Task objective — Reproduce every one of the lines below verbatim, omitting the picture placeholders from your output.

Element region listings
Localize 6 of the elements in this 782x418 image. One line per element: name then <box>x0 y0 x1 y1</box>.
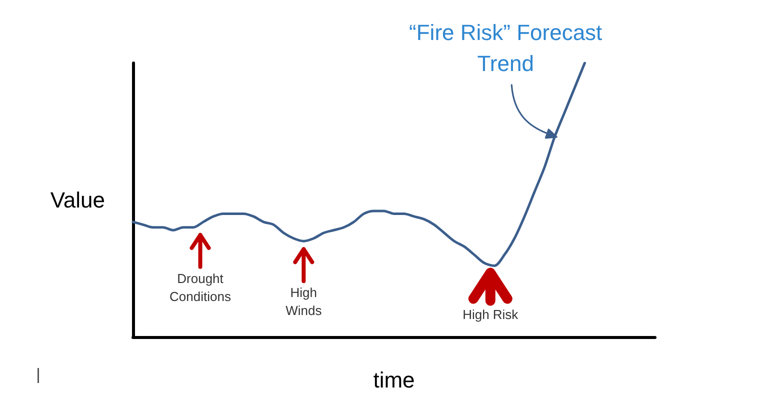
annotation: High Winds <box>284 284 323 320</box>
annotation: Drought Conditions <box>168 270 232 306</box>
annotation: High Risk <box>462 306 520 324</box>
annotation: “Fire Risk” Forecast Trend <box>408 18 604 78</box>
x-axis-title: time <box>373 368 415 392</box>
y-axis-title: Value <box>50 188 105 212</box>
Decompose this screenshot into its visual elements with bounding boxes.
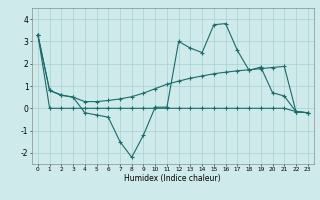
X-axis label: Humidex (Indice chaleur): Humidex (Indice chaleur) [124,174,221,183]
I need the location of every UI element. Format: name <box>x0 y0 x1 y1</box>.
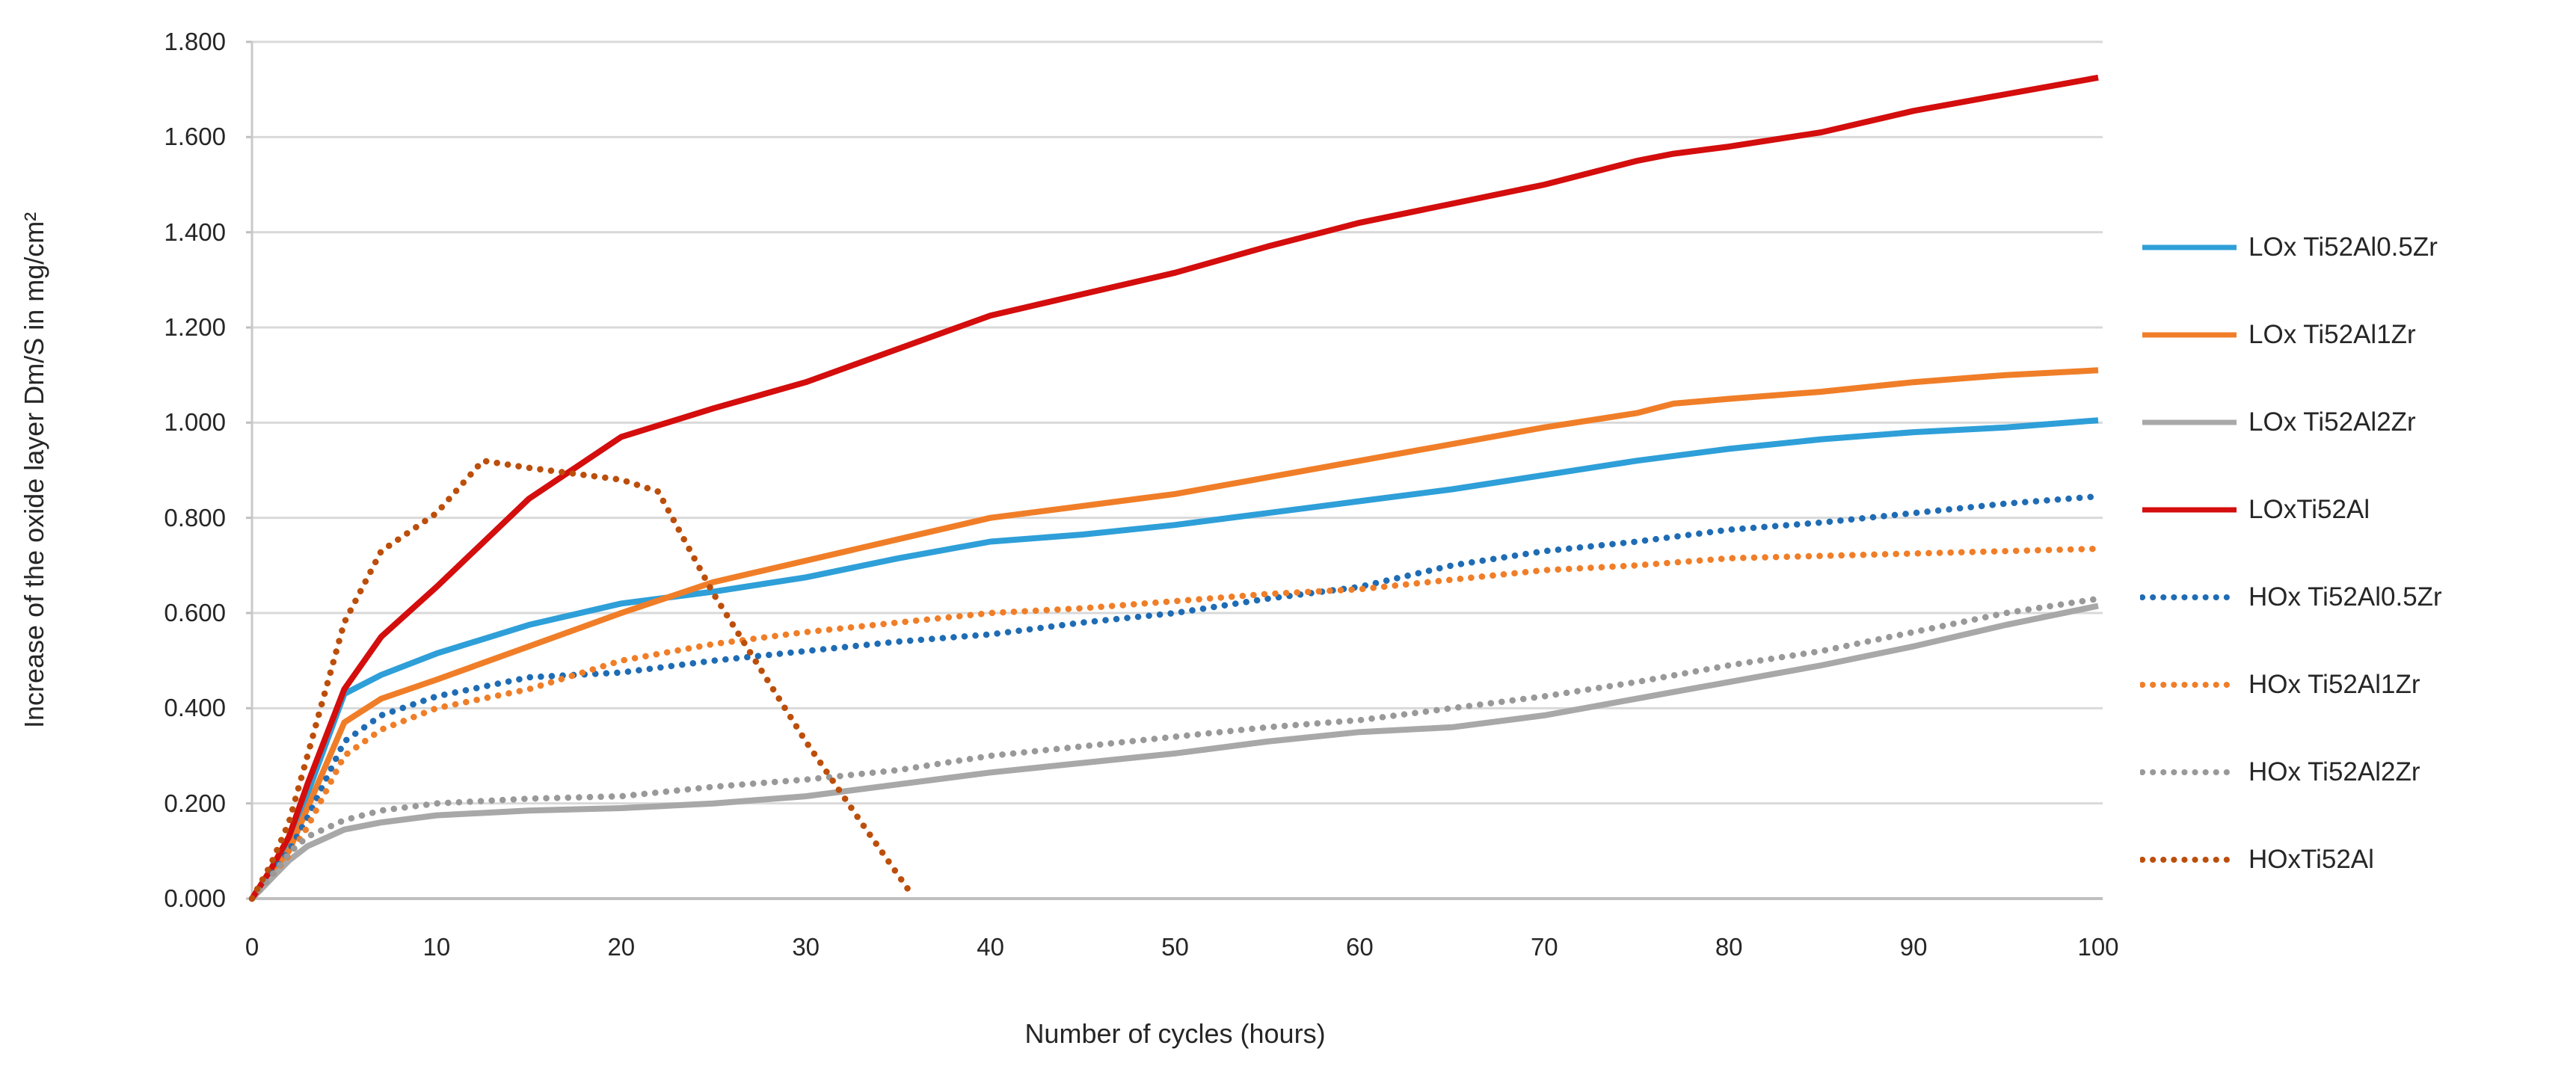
x-tick-label: 100 <box>2077 933 2119 961</box>
legend-item-hox-ti52al2zr: HOx Ti52Al2Zr <box>2140 728 2442 816</box>
legend-label: LOx Ti52Al1Zr <box>2248 319 2416 349</box>
legend-label: LOx Ti52Al0.5Zr <box>2248 232 2438 262</box>
series-line-lox-ti52al2zr <box>250 603 2099 901</box>
x-tick-label: 50 <box>1161 933 1189 961</box>
legend: LOx Ti52Al0.5Zr LOx Ti52Al1Zr LOx Ti52Al… <box>2140 203 2442 903</box>
x-tick-label: 60 <box>1346 933 1374 961</box>
x-tick-label: 80 <box>1715 933 1743 961</box>
y-tick-label: 1.600 <box>164 123 226 151</box>
series-line-loxti52al <box>249 74 2099 901</box>
y-tick-label: 0.000 <box>164 884 226 912</box>
legend-label: LOx Ti52Al2Zr <box>2248 407 2416 437</box>
legend-label: HOx Ti52Al0.5Zr <box>2248 582 2442 612</box>
y-tick-label: 0.600 <box>164 599 226 626</box>
y-tick-label: 1.000 <box>164 408 226 437</box>
legend-item-hox-ti52al05zr: HOx Ti52Al0.5Zr <box>2140 553 2442 641</box>
x-tick-label: 10 <box>422 933 451 961</box>
series-line-hox-ti52al0.5zr <box>248 493 2102 902</box>
legend-label: HOxTi52Al <box>2248 844 2374 874</box>
legend-item-lox-ti52al1zr: LOx Ti52Al1Zr <box>2140 291 2442 378</box>
x-tick-label: 0 <box>245 933 259 961</box>
legend-item-lox-ti52al2zr: LOx Ti52Al2Zr <box>2140 378 2442 466</box>
y-tick-label: 1.800 <box>164 28 226 55</box>
x-tick-label: 70 <box>1530 933 1558 961</box>
x-axis-title: Number of cycles (hours) <box>1024 1018 1326 1049</box>
x-tick-label: 30 <box>792 933 820 961</box>
y-tick-label: 0.800 <box>164 503 226 532</box>
legend-swatch-dotted-orange-icon <box>2140 681 2239 688</box>
series-line-lox-ti52al1zr <box>249 367 2099 901</box>
legend-swatch-solid-blue-icon <box>2142 244 2237 250</box>
x-tick-label: 20 <box>607 933 636 961</box>
y-tick-label: 1.200 <box>164 313 226 341</box>
legend-swatch-dotted-gray-icon <box>2140 769 2239 775</box>
legend-swatch-dotted-darkorange-icon <box>2140 856 2239 863</box>
x-tick-label: 90 <box>1899 933 1928 961</box>
legend-swatch-dotted-blue-icon <box>2140 594 2239 600</box>
legend-label: HOx Ti52Al2Zr <box>2248 757 2420 786</box>
y-tick-label: 0.200 <box>164 789 226 817</box>
y-tick-label: 0.400 <box>164 694 226 722</box>
y-axis-title: Increase of the oxide layer Dm/S in mg/c… <box>19 212 49 729</box>
legend-item-lox-ti52al: LOxTi52Al <box>2140 466 2442 553</box>
legend-swatch-solid-red-icon <box>2142 507 2237 512</box>
series-line-hoxti52al <box>248 458 917 902</box>
legend-label: LOxTi52Al <box>2248 494 2370 524</box>
series-line-hox-ti52al1zr <box>248 545 2102 902</box>
legend-label: HOx Ti52Al1Zr <box>2248 669 2420 699</box>
y-tick-label: 1.400 <box>164 218 226 246</box>
series-line-hox-ti52al2zr <box>248 595 2102 902</box>
legend-item-lox-ti52al05zr: LOx Ti52Al0.5Zr <box>2140 203 2442 291</box>
legend-swatch-solid-orange-icon <box>2142 332 2237 337</box>
legend-item-hox-ti52al1zr: HOx Ti52Al1Zr <box>2140 641 2442 728</box>
legend-swatch-solid-gray-icon <box>2142 419 2237 425</box>
x-tick-label: 40 <box>977 933 1004 961</box>
legend-item-hox-ti52al: HOxTi52Al <box>2140 816 2442 903</box>
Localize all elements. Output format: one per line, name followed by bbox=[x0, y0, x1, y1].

Output —
Localize 6 of the elements in this 782x418 image. One line per element: name then <box>x0 y0 x1 y1</box>.
annotation: High Winds <box>284 284 323 320</box>
annotation: Drought Conditions <box>168 270 232 306</box>
annotation: High Risk <box>462 306 520 324</box>
annotation: “Fire Risk” Forecast Trend <box>408 18 604 78</box>
x-axis-title: time <box>373 368 415 392</box>
y-axis-title: Value <box>50 188 105 212</box>
Decompose this screenshot into its visual elements with bounding boxes.
X-axis label: Humidex (Indice chaleur): Humidex (Indice chaleur) [124,174,221,183]
I need the location of every UI element. Format: name <box>x0 y0 x1 y1</box>.
x-tick-label: 100 <box>2077 933 2119 961</box>
legend-item-hox-ti52al2zr: HOx Ti52Al2Zr <box>2140 728 2442 816</box>
legend-label: LOx Ti52Al1Zr <box>2248 319 2416 349</box>
legend-label: LOx Ti52Al0.5Zr <box>2248 232 2438 262</box>
series-line-lox-ti52al2zr <box>250 603 2099 901</box>
x-tick-label: 50 <box>1161 933 1189 961</box>
legend: LOx Ti52Al0.5Zr LOx Ti52Al1Zr LOx Ti52Al… <box>2140 203 2442 903</box>
x-tick-label: 60 <box>1346 933 1374 961</box>
x-tick-label: 80 <box>1715 933 1743 961</box>
y-tick-label: 1.600 <box>164 123 226 151</box>
series-line-loxti52al <box>249 74 2099 901</box>
y-tick-label: 0.000 <box>164 884 226 912</box>
legend-label: LOx Ti52Al2Zr <box>2248 407 2416 437</box>
legend-label: HOx Ti52Al0.5Zr <box>2248 582 2442 612</box>
y-tick-label: 0.600 <box>164 599 226 626</box>
y-tick-label: 1.000 <box>164 408 226 437</box>
legend-item-hox-ti52al05zr: HOx Ti52Al0.5Zr <box>2140 553 2442 641</box>
x-tick-label: 10 <box>422 933 451 961</box>
series-line-hox-ti52al0.5zr <box>248 493 2102 902</box>
legend-label: HOxTi52Al <box>2248 844 2374 874</box>
legend-item-lox-ti52al1zr: LOx Ti52Al1Zr <box>2140 291 2442 378</box>
x-tick-label: 0 <box>245 933 259 961</box>
legend-item-lox-ti52al2zr: LOx Ti52Al2Zr <box>2140 378 2442 466</box>
y-tick-label: 1.800 <box>164 28 226 55</box>
x-tick-label: 70 <box>1530 933 1558 961</box>
x-axis-title: Number of cycles (hours) <box>1024 1018 1326 1049</box>
x-tick-label: 30 <box>792 933 820 961</box>
y-tick-label: 0.800 <box>164 503 226 532</box>
legend-swatch-dotted-orange-icon <box>2140 681 2239 688</box>
series-line-lox-ti52al1zr <box>249 367 2099 901</box>
legend-swatch-solid-blue-icon <box>2142 244 2237 250</box>
x-tick-label: 20 <box>607 933 636 961</box>
y-tick-label: 1.200 <box>164 313 226 341</box>
legend-swatch-dotted-gray-icon <box>2140 769 2239 775</box>
legend-swatch-dotted-darkorange-icon <box>2140 856 2239 863</box>
x-tick-label: 90 <box>1899 933 1928 961</box>
legend-swatch-dotted-blue-icon <box>2140 594 2239 600</box>
legend-label: HOx Ti52Al2Zr <box>2248 757 2420 786</box>
y-tick-label: 0.200 <box>164 789 226 817</box>
y-tick-label: 0.400 <box>164 694 226 722</box>
y-axis-title: Increase of the oxide layer Dm/S in mg/c… <box>19 212 49 729</box>
legend-item-lox-ti52al: LOxTi52Al <box>2140 466 2442 553</box>
legend-swatch-solid-red-icon <box>2142 507 2237 512</box>
series-line-hoxti52al <box>248 458 917 902</box>
legend-label: LOxTi52Al <box>2248 494 2370 524</box>
series-line-hox-ti52al1zr <box>248 545 2102 902</box>
legend-label: HOx Ti52Al1Zr <box>2248 669 2420 699</box>
y-tick-label: 1.400 <box>164 218 226 246</box>
series-line-hox-ti52al2zr <box>248 595 2102 902</box>
legend-item-lox-ti52al05zr: LOx Ti52Al0.5Zr <box>2140 203 2442 291</box>
legend-swatch-solid-orange-icon <box>2142 332 2237 337</box>
legend-item-hox-ti52al1zr: HOx Ti52Al1Zr <box>2140 641 2442 728</box>
legend-swatch-solid-gray-icon <box>2142 419 2237 425</box>
x-tick-label: 40 <box>977 933 1004 961</box>
legend-item-hox-ti52al: HOxTi52Al <box>2140 816 2442 903</box>
Localize all elements. Output format: one per line, name followed by bbox=[x0, y0, x1, y1].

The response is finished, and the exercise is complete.